- _Required task_: Filter the records for lines holding the string "Light".

********************

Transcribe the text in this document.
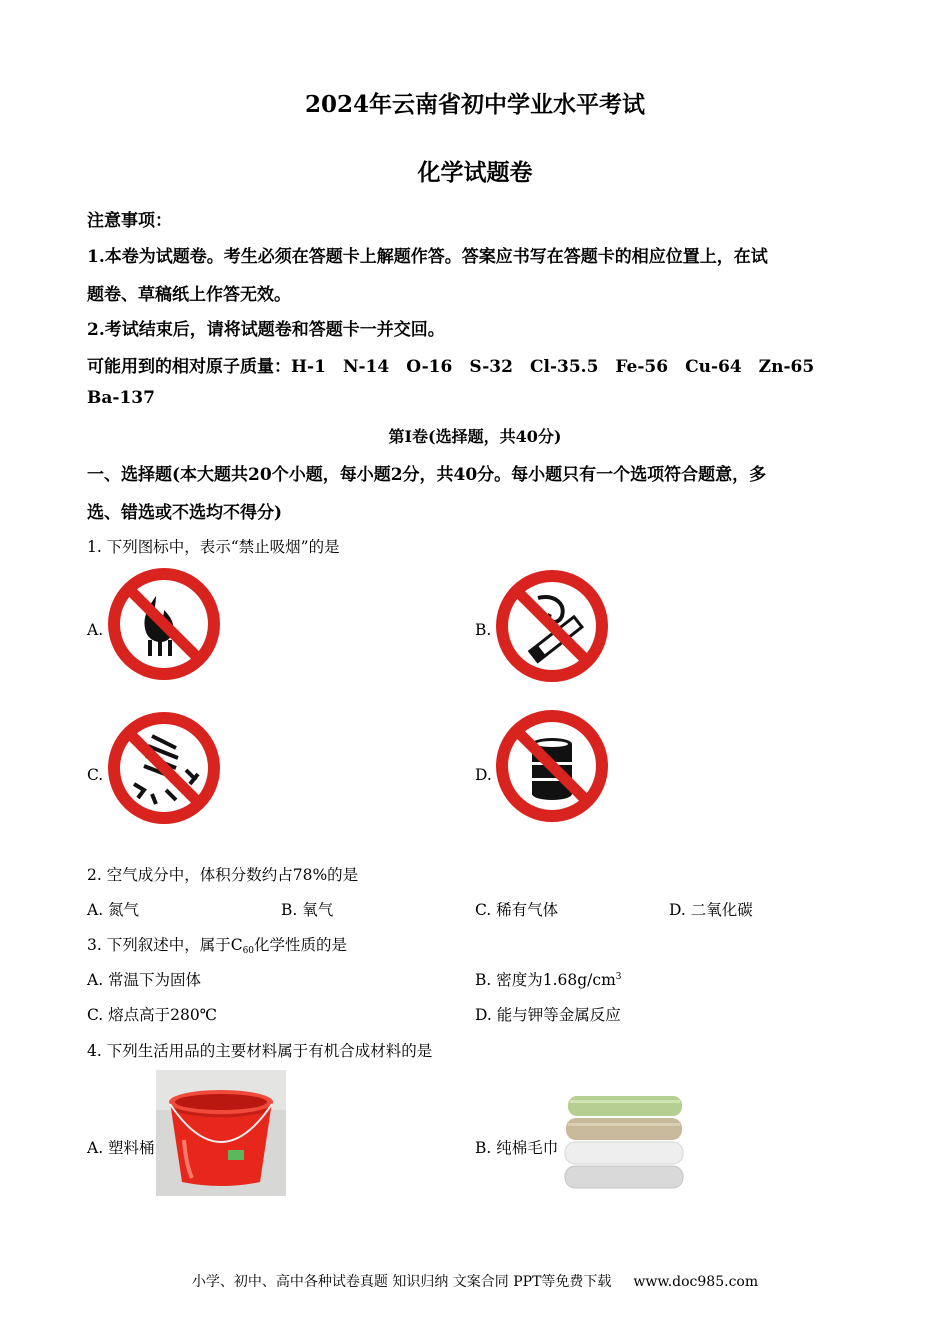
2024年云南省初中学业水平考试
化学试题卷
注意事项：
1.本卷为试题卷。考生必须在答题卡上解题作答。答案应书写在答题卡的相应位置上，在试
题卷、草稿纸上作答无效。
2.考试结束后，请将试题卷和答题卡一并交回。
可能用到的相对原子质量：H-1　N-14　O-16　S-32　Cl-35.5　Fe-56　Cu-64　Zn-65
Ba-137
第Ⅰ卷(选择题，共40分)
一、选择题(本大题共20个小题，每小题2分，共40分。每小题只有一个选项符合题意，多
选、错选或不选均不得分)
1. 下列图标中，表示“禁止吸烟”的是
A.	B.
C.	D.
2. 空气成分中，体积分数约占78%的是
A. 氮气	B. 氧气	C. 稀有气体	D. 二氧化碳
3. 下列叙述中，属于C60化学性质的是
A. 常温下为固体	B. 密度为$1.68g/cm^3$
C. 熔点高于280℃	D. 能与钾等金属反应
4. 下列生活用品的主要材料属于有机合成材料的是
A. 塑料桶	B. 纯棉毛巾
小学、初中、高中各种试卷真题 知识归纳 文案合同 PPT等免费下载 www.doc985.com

********************

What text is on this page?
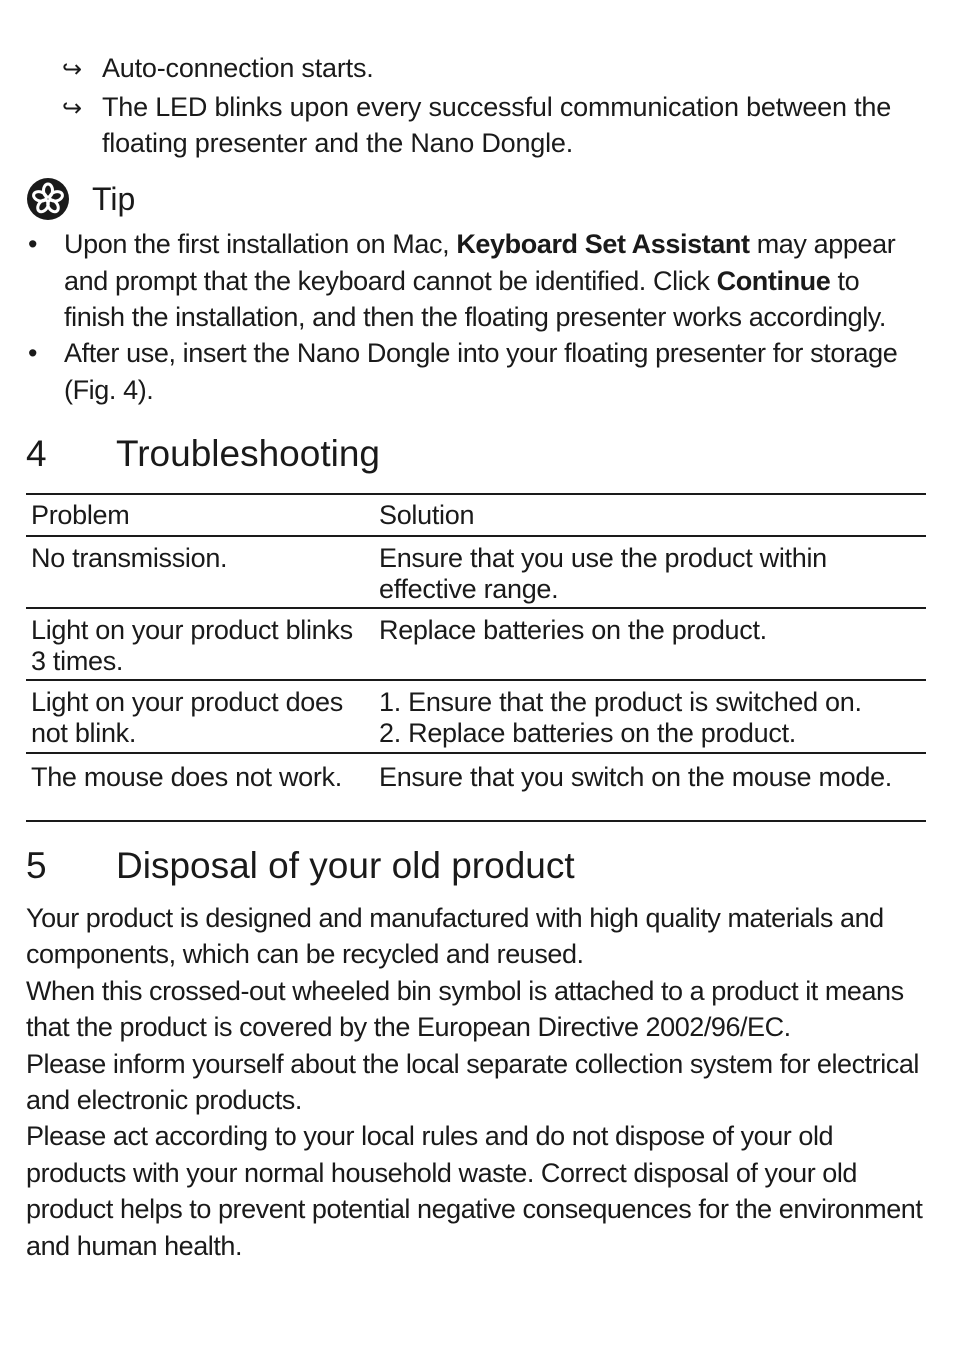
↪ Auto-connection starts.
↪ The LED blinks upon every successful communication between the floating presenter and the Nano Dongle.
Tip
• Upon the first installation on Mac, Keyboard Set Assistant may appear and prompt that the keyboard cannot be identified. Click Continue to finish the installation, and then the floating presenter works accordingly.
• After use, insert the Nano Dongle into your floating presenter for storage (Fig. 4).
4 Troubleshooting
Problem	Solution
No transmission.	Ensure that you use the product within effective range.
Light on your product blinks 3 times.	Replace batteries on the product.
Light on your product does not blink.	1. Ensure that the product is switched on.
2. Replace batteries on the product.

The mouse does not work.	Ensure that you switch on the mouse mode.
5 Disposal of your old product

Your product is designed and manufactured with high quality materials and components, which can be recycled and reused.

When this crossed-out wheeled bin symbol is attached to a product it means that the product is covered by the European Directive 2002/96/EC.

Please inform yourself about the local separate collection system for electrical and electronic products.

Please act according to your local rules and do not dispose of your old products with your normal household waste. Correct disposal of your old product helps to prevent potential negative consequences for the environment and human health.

********************

- _Solution to the problem_:
Light on your product blinks 3 times.	Replace batteries on the product.
Light on your product does not blink.	1. Ensure that the product is switched on.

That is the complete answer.